═══ Given entries

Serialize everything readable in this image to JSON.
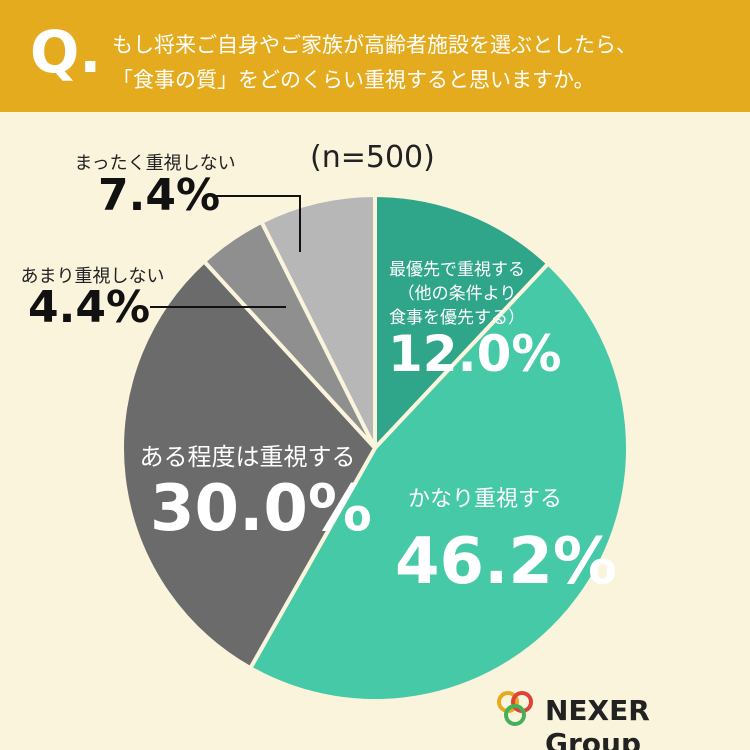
{
  "header": {
    "mark": "Q.",
    "title": "もし将来ご自身やご家族が高齢者施設を選ぶとしたら、\n「食事の質」をどのくらい重視すると思いますか。"
  },
  "chart_data": {
    "type": "pie",
    "subtitle": "(n=500)",
    "categories": [
      "最優先で重視する\n（他の条件より\n食事を優先する）",
      "かなり重視する",
      "ある程度は重視する",
      "あまり重視しない",
      "まったく重視しない"
    ],
    "values": [
      12.0,
      46.2,
      30.0,
      4.4,
      7.4
    ],
    "value_labels": [
      "12.0%",
      "46.2%",
      "30.0%",
      "4.4%",
      "7.4%"
    ],
    "colors": [
      "#2fa68a",
      "#45c9a7",
      "#6b6b6b",
      "#8f8f8f",
      "#b7b7b7"
    ]
  },
  "footer": {
    "logo": "NEXER Group"
  }
}
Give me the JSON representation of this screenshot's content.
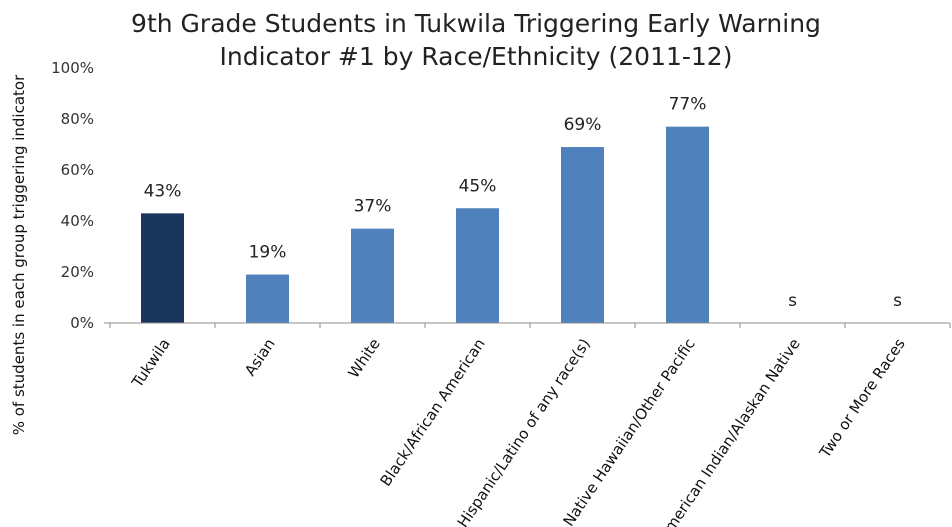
{
  "chart_data": {
    "type": "bar",
    "title_lines": [
      "9th Grade Students in Tukwila Triggering Early Warning",
      "Indicator #1 by Race/Ethnicity (2011-12)"
    ],
    "ylabel": "% of students in each group triggering indicator",
    "xlabel": "",
    "ylim": [
      0,
      100
    ],
    "yticks": [
      "0%",
      "20%",
      "40%",
      "60%",
      "80%",
      "100%"
    ],
    "ytick_values": [
      0,
      20,
      40,
      60,
      80,
      100
    ],
    "grid": false,
    "categories": [
      "Tukwila",
      "Asian",
      "White",
      "Black/African American",
      "Hispanic/Latino of any race(s)",
      "Native Hawaiian/Other Pacific",
      "American Indian/Alaskan Native",
      "Two or More Races"
    ],
    "values": [
      43,
      19,
      37,
      45,
      69,
      77,
      null,
      null
    ],
    "data_labels": [
      "43%",
      "19%",
      "37%",
      "45%",
      "69%",
      "77%",
      "s",
      "s"
    ],
    "bar_colors": [
      "#1b365d",
      "#4f81bd",
      "#4f81bd",
      "#4f81bd",
      "#4f81bd",
      "#4f81bd",
      "#4f81bd",
      "#4f81bd"
    ]
  }
}
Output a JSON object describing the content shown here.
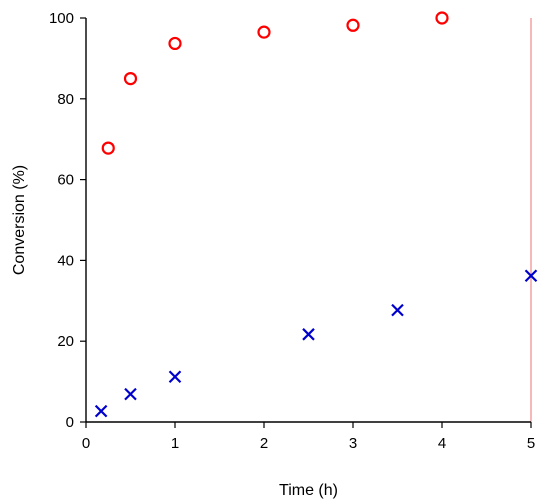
{
  "chart_data": {
    "type": "scatter",
    "title": "",
    "xlabel": "Time (h)",
    "ylabel": "Conversion (%)",
    "xlim": [
      0,
      5
    ],
    "ylim": [
      0,
      100
    ],
    "x_ticks": [
      0,
      1,
      2,
      3,
      4,
      5
    ],
    "y_ticks": [
      0,
      20,
      40,
      60,
      80,
      100
    ],
    "grid": false,
    "legend": "none",
    "series": [
      {
        "marker": "circle",
        "color": "#ff0000",
        "points": [
          {
            "x": 0.25,
            "y": 67.8
          },
          {
            "x": 0.5,
            "y": 85.0
          },
          {
            "x": 1.0,
            "y": 93.7
          },
          {
            "x": 2.0,
            "y": 96.5
          },
          {
            "x": 3.0,
            "y": 98.2
          },
          {
            "x": 4.0,
            "y": 100.0
          }
        ]
      },
      {
        "marker": "cross",
        "color": "#0000cc",
        "points": [
          {
            "x": 0.17,
            "y": 2.7
          },
          {
            "x": 0.5,
            "y": 6.9
          },
          {
            "x": 1.0,
            "y": 11.2
          },
          {
            "x": 2.5,
            "y": 21.7
          },
          {
            "x": 3.5,
            "y": 27.7
          },
          {
            "x": 5.0,
            "y": 36.2
          }
        ]
      }
    ],
    "right_border_color": "#f4a0a0"
  }
}
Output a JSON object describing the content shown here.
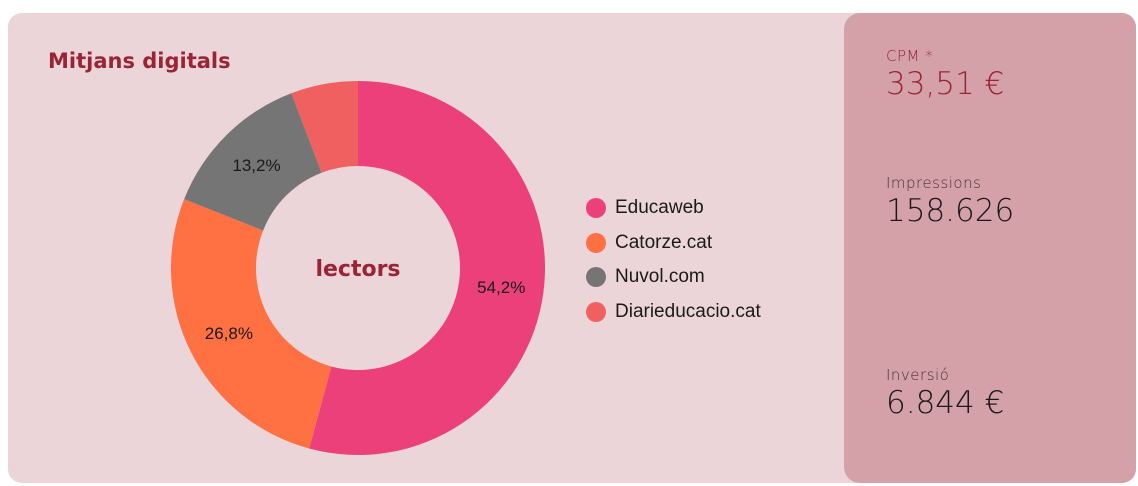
{
  "title": "Mitjans digitals",
  "center_label": "lectors",
  "chart_data": {
    "type": "pie",
    "title": "Mitjans digitals",
    "donut": true,
    "legend_position": "right",
    "categories": [
      "Educaweb",
      "Catorze.cat",
      "Nuvol.com",
      "Diarieducacio.cat"
    ],
    "values": [
      54.2,
      26.8,
      13.2,
      5.8
    ],
    "value_labels": [
      "54,2%",
      "26,8%",
      "13,2%",
      ""
    ],
    "colors": [
      "#ec407a",
      "#ff7043",
      "#757575",
      "#f06060"
    ]
  },
  "metrics": {
    "cpm": {
      "label": "CPM *",
      "value": "33,51 €"
    },
    "impressions": {
      "label": "Impressions",
      "value": "158.626"
    },
    "investment": {
      "label": "Inversió",
      "value": "6.844 €"
    }
  }
}
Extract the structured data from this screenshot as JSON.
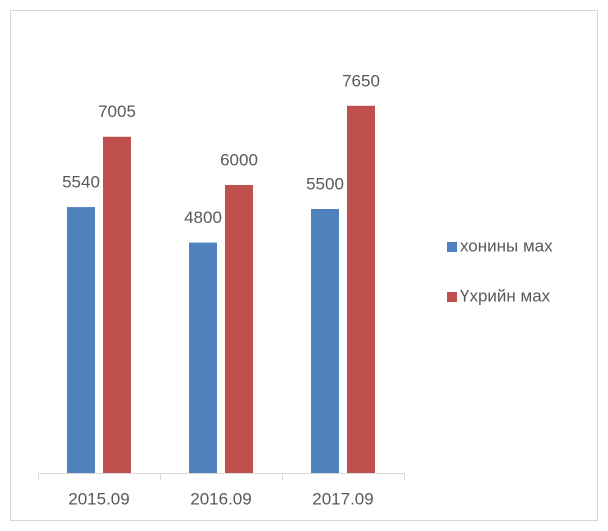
{
  "chart_data": {
    "type": "bar",
    "categories": [
      "2015.09",
      "2016.09",
      "2017.09"
    ],
    "series": [
      {
        "name": "хонины мах",
        "color": "#4f81bd",
        "values": [
          5540,
          4800,
          5500
        ]
      },
      {
        "name": "Үхрийн мах",
        "color": "#c0504d",
        "values": [
          7005,
          6000,
          7650
        ]
      }
    ],
    "ylim": [
      0,
      9000
    ],
    "legend": "right"
  }
}
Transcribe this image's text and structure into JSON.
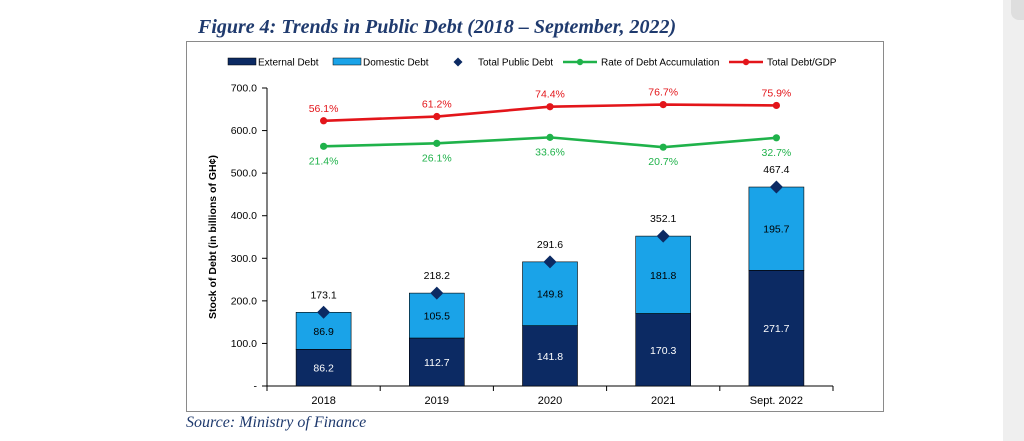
{
  "figure_title": "Figure 4: Trends in Public Debt (2018 – September, 2022)",
  "source_note": "Source: Ministry of Finance",
  "chart_data": {
    "type": "bar",
    "subtype": "stacked-bar-with-lines",
    "categories": [
      "2018",
      "2019",
      "2020",
      "2021",
      "Sept. 2022"
    ],
    "ylabel": "Stock of Debt (in billions of GH¢)",
    "xlabel": "",
    "ylim": [
      0,
      700
    ],
    "yticks": [
      0,
      100,
      200,
      300,
      400,
      500,
      600,
      700
    ],
    "ytick_labels": [
      "-",
      "100.0",
      "200.0",
      "300.0",
      "400.0",
      "500.0",
      "600.0",
      "700.0"
    ],
    "legend_position": "top",
    "series": [
      {
        "name": "External Debt",
        "kind": "bar",
        "color": "#0c2a63",
        "values": [
          86.2,
          112.7,
          141.8,
          170.3,
          271.7
        ],
        "labels": [
          "86.2",
          "112.7",
          "141.8",
          "170.3",
          "271.7"
        ]
      },
      {
        "name": "Domestic Debt",
        "kind": "bar",
        "color": "#1aa3e8",
        "values": [
          86.9,
          105.5,
          149.8,
          181.8,
          195.7
        ],
        "labels": [
          "86.9",
          "105.5",
          "149.8",
          "181.8",
          "195.7"
        ]
      },
      {
        "name": "Total Public Debt",
        "kind": "marker",
        "color": "#0c2a63",
        "values": [
          173.1,
          218.2,
          291.6,
          352.1,
          467.4
        ],
        "labels": [
          "173.1",
          "218.2",
          "291.6",
          "352.1",
          "467.4"
        ]
      },
      {
        "name": "Rate of Debt Accumulation",
        "kind": "line",
        "color": "#1fb24a",
        "plot_values": [
          563,
          570,
          584,
          561,
          583
        ],
        "labels": [
          "21.4%",
          "26.1%",
          "33.6%",
          "20.7%",
          "32.7%"
        ]
      },
      {
        "name": "Total Debt/GDP",
        "kind": "line",
        "color": "#e3151a",
        "plot_values": [
          623,
          633,
          656,
          661,
          659
        ],
        "labels": [
          "56.1%",
          "61.2%",
          "74.4%",
          "76.7%",
          "75.9%"
        ]
      }
    ]
  }
}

══════

What is being asked
Show the lines of the records that include the string "Tukwila".

Written answer
      "9th Grade Students in Tukwila Triggering Early Warning",
      "Tukwila",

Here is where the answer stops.